━━ RECORDS FOR THIS EXERCISE ━━

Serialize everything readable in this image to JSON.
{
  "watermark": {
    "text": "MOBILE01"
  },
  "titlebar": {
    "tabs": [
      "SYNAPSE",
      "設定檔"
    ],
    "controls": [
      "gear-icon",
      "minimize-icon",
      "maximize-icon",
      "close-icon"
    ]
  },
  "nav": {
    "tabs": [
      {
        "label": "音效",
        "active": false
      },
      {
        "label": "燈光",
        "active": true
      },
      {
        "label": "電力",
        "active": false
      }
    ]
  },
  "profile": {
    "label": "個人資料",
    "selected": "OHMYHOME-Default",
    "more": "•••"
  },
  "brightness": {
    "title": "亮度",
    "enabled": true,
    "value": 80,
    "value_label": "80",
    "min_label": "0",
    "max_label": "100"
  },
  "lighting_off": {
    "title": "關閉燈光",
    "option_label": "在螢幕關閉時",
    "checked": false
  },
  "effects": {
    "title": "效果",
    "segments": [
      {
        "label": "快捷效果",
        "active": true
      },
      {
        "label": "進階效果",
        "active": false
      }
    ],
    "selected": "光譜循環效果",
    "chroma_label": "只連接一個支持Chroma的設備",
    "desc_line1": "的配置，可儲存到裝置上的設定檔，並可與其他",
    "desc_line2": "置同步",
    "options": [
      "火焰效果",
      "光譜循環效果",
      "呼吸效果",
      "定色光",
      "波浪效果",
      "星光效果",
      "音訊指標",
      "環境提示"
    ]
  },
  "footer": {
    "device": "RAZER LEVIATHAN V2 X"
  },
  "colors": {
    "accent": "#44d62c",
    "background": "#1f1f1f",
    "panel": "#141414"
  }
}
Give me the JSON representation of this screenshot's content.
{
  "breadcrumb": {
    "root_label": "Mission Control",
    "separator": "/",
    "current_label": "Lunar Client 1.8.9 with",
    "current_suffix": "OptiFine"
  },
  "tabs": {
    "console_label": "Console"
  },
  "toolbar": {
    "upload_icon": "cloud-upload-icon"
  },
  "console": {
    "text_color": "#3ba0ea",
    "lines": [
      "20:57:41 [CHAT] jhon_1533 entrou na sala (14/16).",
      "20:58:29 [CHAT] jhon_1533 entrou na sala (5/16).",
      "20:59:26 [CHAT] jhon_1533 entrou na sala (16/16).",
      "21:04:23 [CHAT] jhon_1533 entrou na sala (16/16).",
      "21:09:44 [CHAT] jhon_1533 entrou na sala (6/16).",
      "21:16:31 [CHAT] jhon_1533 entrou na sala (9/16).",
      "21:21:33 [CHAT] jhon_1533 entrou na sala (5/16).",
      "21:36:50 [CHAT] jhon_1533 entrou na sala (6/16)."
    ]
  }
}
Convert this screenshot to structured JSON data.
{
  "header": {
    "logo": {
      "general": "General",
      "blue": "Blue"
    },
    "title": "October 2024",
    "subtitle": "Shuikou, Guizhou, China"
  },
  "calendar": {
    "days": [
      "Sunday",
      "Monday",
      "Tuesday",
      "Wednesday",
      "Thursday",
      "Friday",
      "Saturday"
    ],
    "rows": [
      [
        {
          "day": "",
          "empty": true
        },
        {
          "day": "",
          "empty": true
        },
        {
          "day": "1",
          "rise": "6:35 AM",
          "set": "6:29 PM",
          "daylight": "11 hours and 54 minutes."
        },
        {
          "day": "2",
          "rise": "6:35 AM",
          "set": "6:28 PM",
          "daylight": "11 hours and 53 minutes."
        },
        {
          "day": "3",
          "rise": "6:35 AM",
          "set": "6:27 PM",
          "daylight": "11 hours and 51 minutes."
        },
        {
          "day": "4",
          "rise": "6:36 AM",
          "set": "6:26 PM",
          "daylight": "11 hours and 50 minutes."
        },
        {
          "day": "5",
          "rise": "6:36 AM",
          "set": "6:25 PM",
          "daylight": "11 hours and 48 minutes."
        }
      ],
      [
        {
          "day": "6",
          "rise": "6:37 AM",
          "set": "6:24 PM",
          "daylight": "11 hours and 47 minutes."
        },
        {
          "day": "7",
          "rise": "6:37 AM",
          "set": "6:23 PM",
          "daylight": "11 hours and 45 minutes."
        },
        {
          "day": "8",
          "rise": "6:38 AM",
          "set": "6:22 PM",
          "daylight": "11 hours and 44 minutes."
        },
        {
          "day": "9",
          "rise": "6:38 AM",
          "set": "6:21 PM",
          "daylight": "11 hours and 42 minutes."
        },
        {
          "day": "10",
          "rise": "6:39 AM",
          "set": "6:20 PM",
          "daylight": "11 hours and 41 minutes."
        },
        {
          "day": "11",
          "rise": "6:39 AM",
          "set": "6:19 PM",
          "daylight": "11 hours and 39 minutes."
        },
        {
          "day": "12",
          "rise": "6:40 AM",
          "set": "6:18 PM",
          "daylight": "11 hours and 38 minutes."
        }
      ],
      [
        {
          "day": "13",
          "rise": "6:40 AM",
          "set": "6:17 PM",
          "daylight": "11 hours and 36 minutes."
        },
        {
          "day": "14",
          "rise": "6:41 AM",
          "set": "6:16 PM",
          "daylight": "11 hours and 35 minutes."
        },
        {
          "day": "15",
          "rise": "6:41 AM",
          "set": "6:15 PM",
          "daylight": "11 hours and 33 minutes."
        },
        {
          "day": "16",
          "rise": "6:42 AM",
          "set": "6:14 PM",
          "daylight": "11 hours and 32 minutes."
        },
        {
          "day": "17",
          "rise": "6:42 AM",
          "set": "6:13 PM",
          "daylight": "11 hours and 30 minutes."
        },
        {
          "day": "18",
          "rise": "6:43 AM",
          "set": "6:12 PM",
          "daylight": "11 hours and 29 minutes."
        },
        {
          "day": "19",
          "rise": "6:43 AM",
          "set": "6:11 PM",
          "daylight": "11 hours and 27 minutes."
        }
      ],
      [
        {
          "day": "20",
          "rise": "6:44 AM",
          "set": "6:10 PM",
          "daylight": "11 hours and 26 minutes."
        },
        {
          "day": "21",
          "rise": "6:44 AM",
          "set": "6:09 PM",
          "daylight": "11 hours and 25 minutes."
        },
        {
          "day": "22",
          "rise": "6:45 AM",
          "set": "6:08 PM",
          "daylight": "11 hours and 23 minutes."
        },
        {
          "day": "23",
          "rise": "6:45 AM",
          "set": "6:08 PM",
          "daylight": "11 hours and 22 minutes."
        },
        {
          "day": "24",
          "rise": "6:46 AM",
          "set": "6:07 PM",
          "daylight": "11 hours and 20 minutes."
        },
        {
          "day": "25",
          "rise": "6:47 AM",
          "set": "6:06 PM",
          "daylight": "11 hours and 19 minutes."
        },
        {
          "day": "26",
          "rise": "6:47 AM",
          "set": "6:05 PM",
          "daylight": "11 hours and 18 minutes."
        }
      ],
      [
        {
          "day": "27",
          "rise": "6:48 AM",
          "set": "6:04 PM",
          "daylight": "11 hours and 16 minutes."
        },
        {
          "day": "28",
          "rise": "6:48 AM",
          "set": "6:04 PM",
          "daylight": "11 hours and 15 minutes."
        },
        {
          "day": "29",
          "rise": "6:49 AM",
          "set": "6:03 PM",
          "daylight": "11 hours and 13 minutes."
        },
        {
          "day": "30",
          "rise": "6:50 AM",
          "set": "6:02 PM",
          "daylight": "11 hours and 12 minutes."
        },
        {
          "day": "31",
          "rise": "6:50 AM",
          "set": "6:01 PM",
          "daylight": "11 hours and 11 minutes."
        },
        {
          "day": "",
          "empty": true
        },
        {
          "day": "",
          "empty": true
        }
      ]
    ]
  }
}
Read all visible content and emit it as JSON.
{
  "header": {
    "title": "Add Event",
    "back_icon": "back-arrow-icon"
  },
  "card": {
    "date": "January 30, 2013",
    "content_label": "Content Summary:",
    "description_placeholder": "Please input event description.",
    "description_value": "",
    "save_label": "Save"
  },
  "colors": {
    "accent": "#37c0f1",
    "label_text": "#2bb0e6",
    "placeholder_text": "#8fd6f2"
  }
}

━━━

▶ TASK STATEMENT: Quote, without alteration, the final stretch of the entries: the line with "Read all visible content and emit it as JSON." onward to the last line.

▶ COMPLETED TASK:
Read all visible content and emit it as JSON.
{
  "header": {
    "title": "Add Event",
    "back_icon": "back-arrow-icon"
  },
  "card": {
    "date": "January 30, 2013",
    "content_label": "Content Summary:",
    "description_placeholder": "Please input event description.",
    "description_value": "",
    "save_label": "Save"
  },
  "colors": {
    "accent": "#37c0f1",
    "label_text": "#2bb0e6",
    "placeholder_text": "#8fd6f2"
  }
}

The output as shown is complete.